**Stored data**:
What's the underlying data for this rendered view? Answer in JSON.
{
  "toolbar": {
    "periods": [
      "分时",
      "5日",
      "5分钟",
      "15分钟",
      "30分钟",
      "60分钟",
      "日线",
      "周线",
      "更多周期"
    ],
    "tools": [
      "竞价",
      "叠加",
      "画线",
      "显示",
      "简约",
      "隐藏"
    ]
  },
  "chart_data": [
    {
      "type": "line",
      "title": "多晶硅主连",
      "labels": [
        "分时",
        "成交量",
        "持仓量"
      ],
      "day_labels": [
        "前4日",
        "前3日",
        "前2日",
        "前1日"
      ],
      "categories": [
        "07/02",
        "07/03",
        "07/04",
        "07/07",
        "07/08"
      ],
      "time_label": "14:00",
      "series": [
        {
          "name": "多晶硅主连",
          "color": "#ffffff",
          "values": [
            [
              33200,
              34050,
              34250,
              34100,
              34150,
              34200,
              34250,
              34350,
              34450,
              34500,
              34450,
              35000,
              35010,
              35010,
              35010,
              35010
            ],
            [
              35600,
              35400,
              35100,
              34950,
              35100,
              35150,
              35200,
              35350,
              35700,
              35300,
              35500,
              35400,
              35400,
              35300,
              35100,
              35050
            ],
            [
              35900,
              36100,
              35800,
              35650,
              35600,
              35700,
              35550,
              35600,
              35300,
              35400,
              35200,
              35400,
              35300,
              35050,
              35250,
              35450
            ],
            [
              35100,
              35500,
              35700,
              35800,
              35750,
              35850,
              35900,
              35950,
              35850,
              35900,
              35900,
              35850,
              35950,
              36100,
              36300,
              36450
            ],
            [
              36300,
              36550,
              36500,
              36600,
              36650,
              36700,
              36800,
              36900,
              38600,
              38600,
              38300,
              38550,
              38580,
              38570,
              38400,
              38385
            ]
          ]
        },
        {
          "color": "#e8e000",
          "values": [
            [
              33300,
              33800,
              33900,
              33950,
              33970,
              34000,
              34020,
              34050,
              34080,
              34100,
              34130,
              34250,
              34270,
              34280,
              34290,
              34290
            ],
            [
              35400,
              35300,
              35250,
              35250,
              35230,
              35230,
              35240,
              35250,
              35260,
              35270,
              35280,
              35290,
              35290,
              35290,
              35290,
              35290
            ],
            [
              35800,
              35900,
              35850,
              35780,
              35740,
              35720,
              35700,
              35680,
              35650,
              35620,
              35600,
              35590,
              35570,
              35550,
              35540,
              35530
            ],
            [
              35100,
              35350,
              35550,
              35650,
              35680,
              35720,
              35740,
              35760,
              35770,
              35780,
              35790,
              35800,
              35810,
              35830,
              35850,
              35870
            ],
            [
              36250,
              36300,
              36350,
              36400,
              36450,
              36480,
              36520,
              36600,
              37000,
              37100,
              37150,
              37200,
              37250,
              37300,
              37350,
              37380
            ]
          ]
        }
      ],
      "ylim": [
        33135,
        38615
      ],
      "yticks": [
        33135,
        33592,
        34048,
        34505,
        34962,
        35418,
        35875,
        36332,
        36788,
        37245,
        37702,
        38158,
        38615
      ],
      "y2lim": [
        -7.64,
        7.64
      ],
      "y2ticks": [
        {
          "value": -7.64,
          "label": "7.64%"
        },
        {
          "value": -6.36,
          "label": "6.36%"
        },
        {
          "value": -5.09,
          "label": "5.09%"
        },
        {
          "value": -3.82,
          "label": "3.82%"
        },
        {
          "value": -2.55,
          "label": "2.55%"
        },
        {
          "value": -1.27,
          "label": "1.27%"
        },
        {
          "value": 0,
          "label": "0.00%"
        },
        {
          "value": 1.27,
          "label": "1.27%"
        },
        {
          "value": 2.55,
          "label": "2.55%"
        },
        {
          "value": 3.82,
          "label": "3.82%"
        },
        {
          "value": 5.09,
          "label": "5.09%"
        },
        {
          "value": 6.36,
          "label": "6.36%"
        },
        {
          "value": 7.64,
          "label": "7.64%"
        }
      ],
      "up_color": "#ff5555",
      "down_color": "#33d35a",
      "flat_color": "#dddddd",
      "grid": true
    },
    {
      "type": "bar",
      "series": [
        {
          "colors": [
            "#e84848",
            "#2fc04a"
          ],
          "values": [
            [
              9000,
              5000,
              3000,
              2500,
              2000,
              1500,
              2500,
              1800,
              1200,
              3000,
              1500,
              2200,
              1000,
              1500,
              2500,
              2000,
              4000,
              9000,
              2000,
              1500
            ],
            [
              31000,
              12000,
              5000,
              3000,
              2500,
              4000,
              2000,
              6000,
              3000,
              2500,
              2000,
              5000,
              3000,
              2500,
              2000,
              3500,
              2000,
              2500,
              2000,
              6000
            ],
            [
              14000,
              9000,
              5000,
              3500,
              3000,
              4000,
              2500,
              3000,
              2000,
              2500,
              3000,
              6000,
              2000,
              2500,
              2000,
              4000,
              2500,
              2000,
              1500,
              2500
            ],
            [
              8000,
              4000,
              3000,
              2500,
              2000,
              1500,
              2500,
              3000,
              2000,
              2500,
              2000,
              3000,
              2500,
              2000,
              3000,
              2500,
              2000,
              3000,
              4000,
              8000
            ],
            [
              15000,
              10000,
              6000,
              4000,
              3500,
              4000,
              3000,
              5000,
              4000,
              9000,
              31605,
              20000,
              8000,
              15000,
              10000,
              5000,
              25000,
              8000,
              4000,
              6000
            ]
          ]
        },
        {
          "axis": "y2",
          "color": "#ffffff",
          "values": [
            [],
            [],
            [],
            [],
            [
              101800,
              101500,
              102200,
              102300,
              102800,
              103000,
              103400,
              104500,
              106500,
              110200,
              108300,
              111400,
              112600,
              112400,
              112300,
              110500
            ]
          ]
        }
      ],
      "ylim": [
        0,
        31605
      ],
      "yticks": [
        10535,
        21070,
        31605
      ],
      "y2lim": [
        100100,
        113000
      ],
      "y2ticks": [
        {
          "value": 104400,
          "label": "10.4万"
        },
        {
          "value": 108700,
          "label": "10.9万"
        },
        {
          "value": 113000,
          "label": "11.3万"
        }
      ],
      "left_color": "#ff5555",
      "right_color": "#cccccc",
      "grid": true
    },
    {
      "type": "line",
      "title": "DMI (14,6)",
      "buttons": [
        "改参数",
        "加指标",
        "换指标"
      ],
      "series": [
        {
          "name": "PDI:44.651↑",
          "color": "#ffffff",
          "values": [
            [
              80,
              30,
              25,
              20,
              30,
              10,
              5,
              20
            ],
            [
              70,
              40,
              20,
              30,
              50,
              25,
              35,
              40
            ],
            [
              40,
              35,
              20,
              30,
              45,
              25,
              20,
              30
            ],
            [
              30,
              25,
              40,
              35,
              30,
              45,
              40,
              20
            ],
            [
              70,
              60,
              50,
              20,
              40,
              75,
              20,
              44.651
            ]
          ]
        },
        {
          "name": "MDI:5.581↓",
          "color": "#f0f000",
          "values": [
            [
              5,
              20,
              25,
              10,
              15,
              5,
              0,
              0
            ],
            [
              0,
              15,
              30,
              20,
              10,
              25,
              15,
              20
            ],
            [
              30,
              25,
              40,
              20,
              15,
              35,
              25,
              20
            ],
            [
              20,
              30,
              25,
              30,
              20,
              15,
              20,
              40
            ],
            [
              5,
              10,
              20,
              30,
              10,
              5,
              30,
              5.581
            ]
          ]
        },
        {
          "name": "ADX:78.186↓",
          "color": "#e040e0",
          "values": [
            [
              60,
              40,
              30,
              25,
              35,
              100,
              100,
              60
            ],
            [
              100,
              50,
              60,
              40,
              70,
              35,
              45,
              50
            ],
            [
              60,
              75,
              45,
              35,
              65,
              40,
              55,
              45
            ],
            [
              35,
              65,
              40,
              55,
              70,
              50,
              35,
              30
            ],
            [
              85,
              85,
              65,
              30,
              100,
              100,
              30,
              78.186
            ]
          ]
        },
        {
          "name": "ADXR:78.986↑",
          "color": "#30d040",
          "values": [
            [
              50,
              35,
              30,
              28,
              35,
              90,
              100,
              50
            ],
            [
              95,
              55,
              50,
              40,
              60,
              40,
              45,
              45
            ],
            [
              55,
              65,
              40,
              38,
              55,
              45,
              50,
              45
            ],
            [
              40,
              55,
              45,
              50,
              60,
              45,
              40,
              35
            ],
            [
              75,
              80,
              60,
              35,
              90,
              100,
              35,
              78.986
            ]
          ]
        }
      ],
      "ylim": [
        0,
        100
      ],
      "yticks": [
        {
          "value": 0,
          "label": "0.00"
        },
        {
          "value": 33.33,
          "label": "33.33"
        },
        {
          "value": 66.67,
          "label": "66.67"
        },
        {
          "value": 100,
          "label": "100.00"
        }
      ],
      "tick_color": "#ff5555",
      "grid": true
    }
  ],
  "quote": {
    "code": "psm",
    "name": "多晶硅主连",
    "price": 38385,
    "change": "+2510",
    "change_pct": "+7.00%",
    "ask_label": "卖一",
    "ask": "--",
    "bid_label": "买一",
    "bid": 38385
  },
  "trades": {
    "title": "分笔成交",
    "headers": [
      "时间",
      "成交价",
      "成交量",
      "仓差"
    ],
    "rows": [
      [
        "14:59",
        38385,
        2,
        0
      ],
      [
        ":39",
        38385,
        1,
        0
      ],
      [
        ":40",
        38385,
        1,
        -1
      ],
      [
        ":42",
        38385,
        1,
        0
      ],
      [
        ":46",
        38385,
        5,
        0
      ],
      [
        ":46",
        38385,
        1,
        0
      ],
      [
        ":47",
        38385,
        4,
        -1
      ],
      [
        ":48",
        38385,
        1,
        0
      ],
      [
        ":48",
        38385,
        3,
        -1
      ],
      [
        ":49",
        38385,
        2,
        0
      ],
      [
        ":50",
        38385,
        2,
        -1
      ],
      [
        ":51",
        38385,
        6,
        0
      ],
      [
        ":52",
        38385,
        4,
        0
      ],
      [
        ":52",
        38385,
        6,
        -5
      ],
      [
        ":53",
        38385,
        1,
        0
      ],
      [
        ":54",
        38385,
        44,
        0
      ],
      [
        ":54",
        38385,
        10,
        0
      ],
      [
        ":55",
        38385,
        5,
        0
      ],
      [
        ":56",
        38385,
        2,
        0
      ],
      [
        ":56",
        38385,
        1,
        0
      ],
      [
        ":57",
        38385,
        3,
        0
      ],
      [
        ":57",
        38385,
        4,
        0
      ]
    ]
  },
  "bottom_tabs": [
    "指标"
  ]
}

**Exercise description**: Give the count of lines in the listing above that include "name", with no other words.

**Right answer**: 6